Existe-t-il des preuves qui montrent que libéraliser le travail permet de le développer l’emploi ?

Jean-Marie Harribey : Non justement. Même les études du FMI ou de l’OCDE le reconnaissent. Ces deux institutions, peu suspectes de subversion, ont montré que les protections du travail ne créaient pas du chômage, que les réformes libérales augmentaient les inégalités qui sont préjudiciables à l’activité économique, donc créatrices de chômage et non pas d’emploi. Les experts ne sont pas à une contradiction près puisque, dans le même temps, ils exhortent les gouvernements, dont celui de la France, à flexibiliser toujours davantage le “marché” du travail.  Aveugles et sourds, patronat et gouvernement invoquent les exemples d’autres pays ayant “réformé ”. Mais l’Espagne compte encore 21 % de chômeurs et la légère diminution de ce taux ne doit rien à la flexibilisation du travail, mais à la reprise de la croissance prévisible après une énorme récession. L’Italie de Renzi a imposé le contrat unique à protection  croissante, c’est-à-dire sans protection au début. Qu’ont fait les employeurs ? Ils ont licencié pour réembaucher aux nouvelles conditions. Le Royaume-Uni et l’Allemagne ont créé une grande masse de mini-jobs et, de plus, cette dernière fait travailler en sous-traitance les salariés des anciens pays de l’Est. Sur le plan des nouvelles procédures, la définition du  licenciement économique reçoit un périmètre très souple, de façon à faire varier le volume d’emploi quasiment librement au gré des fluctuations de l’activité de l’entreprise. Et l’employeur pourra provisionner le coût des licenciements abusifs, dès lors que le barème des indemnités prud’homales sera forfaitaire, sans que le juge puisse porter un jugement sur le fond.

Quelles sont les conséquences sur le temps de travail?

Jean-Marie Harribey : Le projet de loi donne la possibilité de porter la durée de la journée de travail de 10 à 12 heures. La durée hebdomadaire du travail, actuellement limitée à 48  heures, pourra aller jusqu’à 60 heures “en cas de circonstances exceptionnelles et pour la durée de celles-ci”, et la durée moyenne calculée sur 16 semaines pourra atteindre 46 heures Ce n’est pas tout : des dépassements au-delà de 46 heures peuvent être autorisés par décret “à titre exceptionnel dans certains secteurs, dans certaines régions ou dans certaines entreprises”. Et le temps d’astreinte est compté comme temps de… repos ; dans le cas où le salarié avait une période de non-intervention avant son intervention pendant le temps d’astreinte, ce “temps de repos” sera compté dans celui donnant droit à 11 heures de compensation. Dès lors, l’augmentation du temps de travail a besoin, si l’on peut dire, soit de reculer le seuil de déclenchement des heures supplémentaires, soit de diminuer leur taux de rémunération.

▸ Objectif de l'exercice:
Dans l'entretien, quels pays Jean-Marie Harribey cite-t-il parmi les exemples que le patronat et le gouvernement invoquent ? Nommez-les tous. Les items proviennent d'une source différente de l'entretien.

▸ Entrées extraites:
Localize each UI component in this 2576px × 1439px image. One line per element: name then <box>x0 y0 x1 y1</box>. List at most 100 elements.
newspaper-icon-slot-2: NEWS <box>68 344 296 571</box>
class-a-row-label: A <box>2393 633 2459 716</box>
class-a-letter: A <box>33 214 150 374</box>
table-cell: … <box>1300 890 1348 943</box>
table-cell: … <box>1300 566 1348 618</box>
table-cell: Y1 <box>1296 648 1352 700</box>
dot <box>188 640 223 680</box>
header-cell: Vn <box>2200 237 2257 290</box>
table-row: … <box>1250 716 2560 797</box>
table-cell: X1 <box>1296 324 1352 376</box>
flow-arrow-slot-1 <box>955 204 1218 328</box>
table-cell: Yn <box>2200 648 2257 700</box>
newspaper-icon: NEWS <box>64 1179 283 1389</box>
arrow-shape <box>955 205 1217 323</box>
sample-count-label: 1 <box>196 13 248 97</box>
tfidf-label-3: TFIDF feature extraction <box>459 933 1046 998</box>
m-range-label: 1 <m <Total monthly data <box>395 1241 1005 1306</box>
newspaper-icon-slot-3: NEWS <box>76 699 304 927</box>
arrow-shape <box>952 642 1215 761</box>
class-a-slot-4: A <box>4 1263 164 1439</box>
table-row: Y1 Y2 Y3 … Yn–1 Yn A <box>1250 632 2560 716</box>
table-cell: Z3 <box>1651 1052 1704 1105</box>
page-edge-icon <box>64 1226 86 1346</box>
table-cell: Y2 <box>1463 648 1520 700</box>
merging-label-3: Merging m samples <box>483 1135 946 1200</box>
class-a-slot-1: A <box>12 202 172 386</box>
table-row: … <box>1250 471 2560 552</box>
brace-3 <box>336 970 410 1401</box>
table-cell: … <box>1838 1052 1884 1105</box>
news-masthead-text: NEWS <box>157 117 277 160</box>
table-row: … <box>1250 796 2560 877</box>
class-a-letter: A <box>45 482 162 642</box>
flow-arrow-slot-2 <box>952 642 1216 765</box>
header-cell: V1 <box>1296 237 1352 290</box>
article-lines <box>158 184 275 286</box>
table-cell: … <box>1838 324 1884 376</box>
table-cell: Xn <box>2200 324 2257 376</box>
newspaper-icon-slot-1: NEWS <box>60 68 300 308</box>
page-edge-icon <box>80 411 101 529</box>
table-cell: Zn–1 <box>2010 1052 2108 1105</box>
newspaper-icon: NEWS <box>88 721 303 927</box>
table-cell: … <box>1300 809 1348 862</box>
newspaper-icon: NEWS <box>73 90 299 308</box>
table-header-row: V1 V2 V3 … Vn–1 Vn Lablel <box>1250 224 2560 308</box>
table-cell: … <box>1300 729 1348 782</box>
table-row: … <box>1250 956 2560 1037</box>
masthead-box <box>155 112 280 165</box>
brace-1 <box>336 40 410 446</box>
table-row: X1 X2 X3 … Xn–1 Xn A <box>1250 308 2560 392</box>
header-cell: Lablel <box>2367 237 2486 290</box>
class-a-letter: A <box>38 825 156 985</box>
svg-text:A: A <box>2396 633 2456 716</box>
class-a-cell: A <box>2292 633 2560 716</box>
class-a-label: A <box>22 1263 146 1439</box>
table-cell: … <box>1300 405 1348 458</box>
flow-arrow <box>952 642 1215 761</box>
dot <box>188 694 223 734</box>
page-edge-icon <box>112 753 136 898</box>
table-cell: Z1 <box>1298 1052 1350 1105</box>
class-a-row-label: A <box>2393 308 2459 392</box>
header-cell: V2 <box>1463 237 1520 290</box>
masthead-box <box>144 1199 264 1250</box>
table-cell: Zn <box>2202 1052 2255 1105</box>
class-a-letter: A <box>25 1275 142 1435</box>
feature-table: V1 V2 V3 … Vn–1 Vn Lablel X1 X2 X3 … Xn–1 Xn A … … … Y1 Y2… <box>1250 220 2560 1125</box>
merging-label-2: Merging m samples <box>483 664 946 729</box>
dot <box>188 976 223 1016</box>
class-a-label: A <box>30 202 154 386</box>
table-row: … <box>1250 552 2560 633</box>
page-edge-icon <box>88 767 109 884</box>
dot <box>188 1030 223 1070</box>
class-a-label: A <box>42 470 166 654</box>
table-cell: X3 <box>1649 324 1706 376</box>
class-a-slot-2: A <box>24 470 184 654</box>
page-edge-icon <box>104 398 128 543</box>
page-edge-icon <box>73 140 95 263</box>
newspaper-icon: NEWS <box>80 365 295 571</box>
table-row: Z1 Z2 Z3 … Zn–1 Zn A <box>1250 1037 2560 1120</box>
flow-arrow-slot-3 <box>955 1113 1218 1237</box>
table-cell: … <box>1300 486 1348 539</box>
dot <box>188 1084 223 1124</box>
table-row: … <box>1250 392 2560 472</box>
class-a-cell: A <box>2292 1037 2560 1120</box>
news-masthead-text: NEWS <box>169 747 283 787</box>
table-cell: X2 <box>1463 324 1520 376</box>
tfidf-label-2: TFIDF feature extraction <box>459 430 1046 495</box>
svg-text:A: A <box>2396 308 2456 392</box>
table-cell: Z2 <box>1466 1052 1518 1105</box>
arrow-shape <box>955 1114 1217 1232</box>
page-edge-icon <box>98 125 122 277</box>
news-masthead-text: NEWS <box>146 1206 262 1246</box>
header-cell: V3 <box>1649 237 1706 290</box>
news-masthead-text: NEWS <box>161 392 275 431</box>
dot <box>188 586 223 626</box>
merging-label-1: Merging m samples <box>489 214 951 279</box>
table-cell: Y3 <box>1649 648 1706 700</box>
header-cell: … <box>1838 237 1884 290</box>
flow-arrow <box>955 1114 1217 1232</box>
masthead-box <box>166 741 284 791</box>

▸ Réponse rédigée:
L'Espagne, l'Italie, le Royaume-Uni et l'Allemagne.